_Extracted information_:
* start *
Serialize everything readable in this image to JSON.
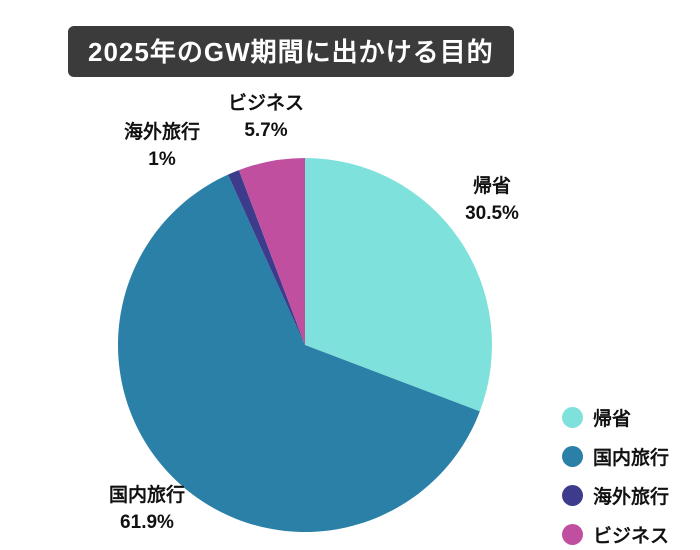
{
  "title": "2025年のGW期間に出かける目的",
  "chart_data": {
    "type": "pie",
    "title": "2025年のGW期間に出かける目的",
    "categories": [
      "帰省",
      "国内旅行",
      "海外旅行",
      "ビジネス"
    ],
    "values": [
      30.5,
      61.9,
      1,
      5.7
    ],
    "value_labels": [
      "30.5%",
      "61.9%",
      "1%",
      "5.7%"
    ],
    "colors": [
      "#7ee1dc",
      "#2a80a6",
      "#3d3c8c",
      "#c04fa0"
    ],
    "ids": [
      "kisei",
      "kokunai",
      "kaigai",
      "business"
    ],
    "start_angle_deg": -90,
    "direction": "clockwise",
    "legend_position": "bottom-right",
    "background": "#ffffff",
    "title_bar_color": "#3b3b3b"
  }
}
* end *
_Exercise objective_: Strip the images and reproduce the remaining records precisely.

_Task result_:
Serialize everything readable in this image to JSON.
{
  "title": "2025年のGW期間に出かける目的",
  "chart_data": {
    "type": "pie",
    "title": "2025年のGW期間に出かける目的",
    "categories": [
      "帰省",
      "国内旅行",
      "海外旅行",
      "ビジネス"
    ],
    "values": [
      30.5,
      61.9,
      1,
      5.7
    ],
    "value_labels": [
      "30.5%",
      "61.9%",
      "1%",
      "5.7%"
    ],
    "colors": [
      "#7ee1dc",
      "#2a80a6",
      "#3d3c8c",
      "#c04fa0"
    ],
    "ids": [
      "kisei",
      "kokunai",
      "kaigai",
      "business"
    ],
    "start_angle_deg": -90,
    "direction": "clockwise",
    "legend_position": "bottom-right",
    "background": "#ffffff",
    "title_bar_color": "#3b3b3b"
  }
}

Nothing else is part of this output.